TEXTAUSZUG:
────────

Für die Bauerngärtnerinnen seien die Besuche eine tolle Art der Wertschätzung. „Für viele ist es etwas ganz Besonderes, dass Menschen kommen, nur um ihren Garten zu sehen“, so Schillinger, „einen Garten, den sie seit vielen Jahren pflegen, ohne dass sie dafür je groß Beachtung bekommen haben.“ Anschließen kann sich der Route jeder Bauerngarten – allerdings müsse der Fokus auf der Selbstversorgung und dem Gemüseanbau liegen. Anders als es manche Hochglanzzeitschriften suggerieren, mache ein mit Buchsbaum eingesäumtes Staudenbeet noch keinen Bauerngarten, so die Projektleiterin.

Auch bei Familie King nehmen die Gemüsebeete den größten Teil des Gartens ein. Bereits vor dem Bauernhaus sprießen in der warmen Mittagssonne Salate, Zwiebeln, Karotten oder Paprika. Vorbei an prachtvollen Staudenbeeten, in denen gerade mehr als zehn Sorten Pfingstrosen blühen, geht es in den hinteren Teil des Gartens. Hier gibt es neben weiteren Gemüsebeeten auch ein Gewächshaus und eine Pilzzucht. Zu den Raritäten zählen vor allem alte Sorten und Selbstgezüchtetes. Blumen spielen als Pflanzenschutz eine große Rolle. So sollen etwa Ringelblumen vor der Himbeerwelke schützen und lästige Fadenwürmer von Tomaten fernhalten.

Hubert King

Hubert King experimentiert gerne mit Exoten.

Weniger Arbeit durch eine klare Ordnung

Dazwischen finden sich immer wieder Rankhilfen, Gefäße und Skulpturen aus geflochtenen Weiden. An Kings Garten schließt sich eine Weidenplantage an. In Kursen bringt der gelernte Florist anderen bei, wie man Kreatives aus den Zweigen herstellt. So wild das Nebeneinander aus Gemüse, Blumen und Kunst auf den ersten Blick scheinen mag, Kings Garten ist – wie fast alle Bauerngärten – klar strukturiert. Entwickelt hat sich dieser Stil wohl ursprünglich aus den Klostergärten, in denen auf kleinem Raum möglichst viel Gemüse und Kräuter wachsen sollten. So dient die Symmetrie des Bauerngartens nicht in erster Linie der Ästhetik, sondern soll helfen, die Beete von den Wegen aus einfach bearbeiten zu können.

────────

BEREITGESTELLTE DATEN:
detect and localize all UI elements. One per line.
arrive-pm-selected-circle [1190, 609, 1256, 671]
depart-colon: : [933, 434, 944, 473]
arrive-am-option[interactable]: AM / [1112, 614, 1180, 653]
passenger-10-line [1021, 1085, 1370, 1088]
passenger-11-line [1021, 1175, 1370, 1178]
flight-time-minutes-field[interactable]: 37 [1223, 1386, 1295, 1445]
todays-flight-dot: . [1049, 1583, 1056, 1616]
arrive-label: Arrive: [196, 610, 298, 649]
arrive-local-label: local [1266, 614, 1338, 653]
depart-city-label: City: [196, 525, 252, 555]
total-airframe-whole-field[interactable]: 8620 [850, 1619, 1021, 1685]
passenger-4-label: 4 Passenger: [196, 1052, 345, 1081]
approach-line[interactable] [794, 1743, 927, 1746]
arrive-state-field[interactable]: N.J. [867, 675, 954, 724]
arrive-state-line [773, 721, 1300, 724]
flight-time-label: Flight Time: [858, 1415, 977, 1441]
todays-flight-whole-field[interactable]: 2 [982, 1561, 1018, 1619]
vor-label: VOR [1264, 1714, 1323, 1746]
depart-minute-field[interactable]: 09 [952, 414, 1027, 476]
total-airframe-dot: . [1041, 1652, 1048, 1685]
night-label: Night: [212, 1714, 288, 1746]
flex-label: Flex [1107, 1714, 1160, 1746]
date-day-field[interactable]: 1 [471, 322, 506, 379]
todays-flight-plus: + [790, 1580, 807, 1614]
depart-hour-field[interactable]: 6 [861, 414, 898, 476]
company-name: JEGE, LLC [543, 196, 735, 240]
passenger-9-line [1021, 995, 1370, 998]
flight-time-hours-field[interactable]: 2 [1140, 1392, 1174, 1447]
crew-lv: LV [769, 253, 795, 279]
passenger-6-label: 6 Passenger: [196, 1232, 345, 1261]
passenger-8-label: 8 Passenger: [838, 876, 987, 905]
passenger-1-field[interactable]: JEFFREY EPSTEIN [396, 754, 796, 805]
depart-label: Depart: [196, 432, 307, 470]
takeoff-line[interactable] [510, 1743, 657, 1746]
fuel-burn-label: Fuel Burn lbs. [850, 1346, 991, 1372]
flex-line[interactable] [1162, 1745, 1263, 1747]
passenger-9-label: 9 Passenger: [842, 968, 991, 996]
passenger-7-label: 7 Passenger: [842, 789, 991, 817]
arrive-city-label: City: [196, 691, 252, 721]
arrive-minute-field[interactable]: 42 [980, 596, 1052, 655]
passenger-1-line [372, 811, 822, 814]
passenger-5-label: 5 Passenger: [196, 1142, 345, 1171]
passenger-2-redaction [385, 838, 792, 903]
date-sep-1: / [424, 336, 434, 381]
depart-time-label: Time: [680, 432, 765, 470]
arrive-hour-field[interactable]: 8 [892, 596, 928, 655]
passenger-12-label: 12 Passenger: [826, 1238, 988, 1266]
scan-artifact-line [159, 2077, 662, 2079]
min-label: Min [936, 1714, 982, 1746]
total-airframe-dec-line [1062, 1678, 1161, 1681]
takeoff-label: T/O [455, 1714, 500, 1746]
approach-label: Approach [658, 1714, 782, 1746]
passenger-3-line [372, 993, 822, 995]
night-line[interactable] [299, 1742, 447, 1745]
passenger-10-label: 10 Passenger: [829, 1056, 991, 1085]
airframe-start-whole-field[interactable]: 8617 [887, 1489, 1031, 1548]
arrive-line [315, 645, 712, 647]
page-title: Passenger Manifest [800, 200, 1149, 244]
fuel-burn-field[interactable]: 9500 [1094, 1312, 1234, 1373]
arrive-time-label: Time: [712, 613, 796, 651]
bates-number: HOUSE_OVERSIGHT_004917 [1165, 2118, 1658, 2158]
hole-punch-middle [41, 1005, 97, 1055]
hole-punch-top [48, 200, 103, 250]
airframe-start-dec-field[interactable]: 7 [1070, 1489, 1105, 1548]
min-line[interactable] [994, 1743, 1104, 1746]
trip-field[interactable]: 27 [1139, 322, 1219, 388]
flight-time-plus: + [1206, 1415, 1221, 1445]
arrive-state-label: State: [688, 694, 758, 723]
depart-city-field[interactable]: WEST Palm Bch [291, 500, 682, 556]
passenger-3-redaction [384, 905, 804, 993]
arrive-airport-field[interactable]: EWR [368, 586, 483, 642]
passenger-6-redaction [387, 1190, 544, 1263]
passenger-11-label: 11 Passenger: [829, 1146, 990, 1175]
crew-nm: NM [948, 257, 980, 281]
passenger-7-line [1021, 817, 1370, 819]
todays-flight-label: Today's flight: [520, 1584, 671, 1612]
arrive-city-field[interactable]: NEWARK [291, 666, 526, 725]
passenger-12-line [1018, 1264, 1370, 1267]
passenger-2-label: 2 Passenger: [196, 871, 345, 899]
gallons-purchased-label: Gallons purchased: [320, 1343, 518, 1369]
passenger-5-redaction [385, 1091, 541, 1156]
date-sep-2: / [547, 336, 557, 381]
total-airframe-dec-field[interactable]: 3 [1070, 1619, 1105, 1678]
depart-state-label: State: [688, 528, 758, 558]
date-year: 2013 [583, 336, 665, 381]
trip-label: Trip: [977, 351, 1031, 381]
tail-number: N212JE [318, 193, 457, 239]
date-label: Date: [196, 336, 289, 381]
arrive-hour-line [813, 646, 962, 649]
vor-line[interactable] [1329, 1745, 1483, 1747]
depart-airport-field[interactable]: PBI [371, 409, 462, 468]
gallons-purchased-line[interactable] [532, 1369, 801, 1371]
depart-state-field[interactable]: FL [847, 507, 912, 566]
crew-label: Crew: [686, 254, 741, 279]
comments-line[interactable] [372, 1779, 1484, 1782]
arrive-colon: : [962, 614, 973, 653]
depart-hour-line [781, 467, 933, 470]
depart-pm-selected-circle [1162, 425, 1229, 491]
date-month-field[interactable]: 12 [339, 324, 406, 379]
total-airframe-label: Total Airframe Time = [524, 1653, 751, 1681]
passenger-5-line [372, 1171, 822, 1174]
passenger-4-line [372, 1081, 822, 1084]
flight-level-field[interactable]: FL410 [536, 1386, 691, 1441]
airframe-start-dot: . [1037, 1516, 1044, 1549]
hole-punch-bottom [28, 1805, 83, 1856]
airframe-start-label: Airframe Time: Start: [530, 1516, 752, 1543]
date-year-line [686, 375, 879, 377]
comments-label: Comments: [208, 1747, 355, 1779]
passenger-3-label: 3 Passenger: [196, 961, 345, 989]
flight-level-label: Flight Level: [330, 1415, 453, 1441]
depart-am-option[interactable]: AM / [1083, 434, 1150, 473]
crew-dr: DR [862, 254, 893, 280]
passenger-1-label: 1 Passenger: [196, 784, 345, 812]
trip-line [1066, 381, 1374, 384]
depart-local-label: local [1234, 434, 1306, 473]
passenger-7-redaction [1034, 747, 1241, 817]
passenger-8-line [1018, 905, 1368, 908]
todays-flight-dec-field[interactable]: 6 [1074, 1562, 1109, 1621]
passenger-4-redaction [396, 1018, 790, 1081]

────────

AUFGABE A:
Schreiben Sie aus dem Textauszug über Bauerngärten alles von „Für die Bauerngärtnerinnen“ bis hinunter zu „so die Projektleiterin.“ wortgetreu ab.
AUFGABE B:
Beantworten Sie anhand des Textauszugs über Bauerngärten folgende Fragen:
(i) Worauf muss der Fokus eines Bauerngartens liegen, der sich der Route anschließen möchte?
(ii) Wie viele Sorten Pfingstrosen blühen gerade in den Staudenbeeten bei Familie King?
(iii) Aus welchen Gärten hat sich der Stil des Bauerngartens wohl ursprünglich entwickelt?

ANTWORT A:
Für die Bauerngärtnerinnen seien die Besuche eine tolle Art der Wertschätzung. „Für viele ist es etwas ganz Besonderes, dass Menschen kommen, nur um ihren Garten zu sehen“, so Schillinger, „einen Garten, den sie seit vielen Jahren pflegen, ohne dass sie dafür je groß Beachtung bekommen haben.“ Anschließen kann sich der Route jeder Bauerngarten – allerdings müsse der Fokus auf der Selbstversorgung und dem Gemüseanbau liegen. Anders als es manche Hochglanzzeitschriften suggerieren, mache ein mit Buchsbaum eingesäumtes Staudenbeet noch keinen Bauerngarten, so die Projektleiterin.

ANTWORT B:
(i) Auf der Selbstversorgung und dem Gemüseanbau.
(ii) Mehr als zehn Sorten.
(iii) Aus den Klostergärten.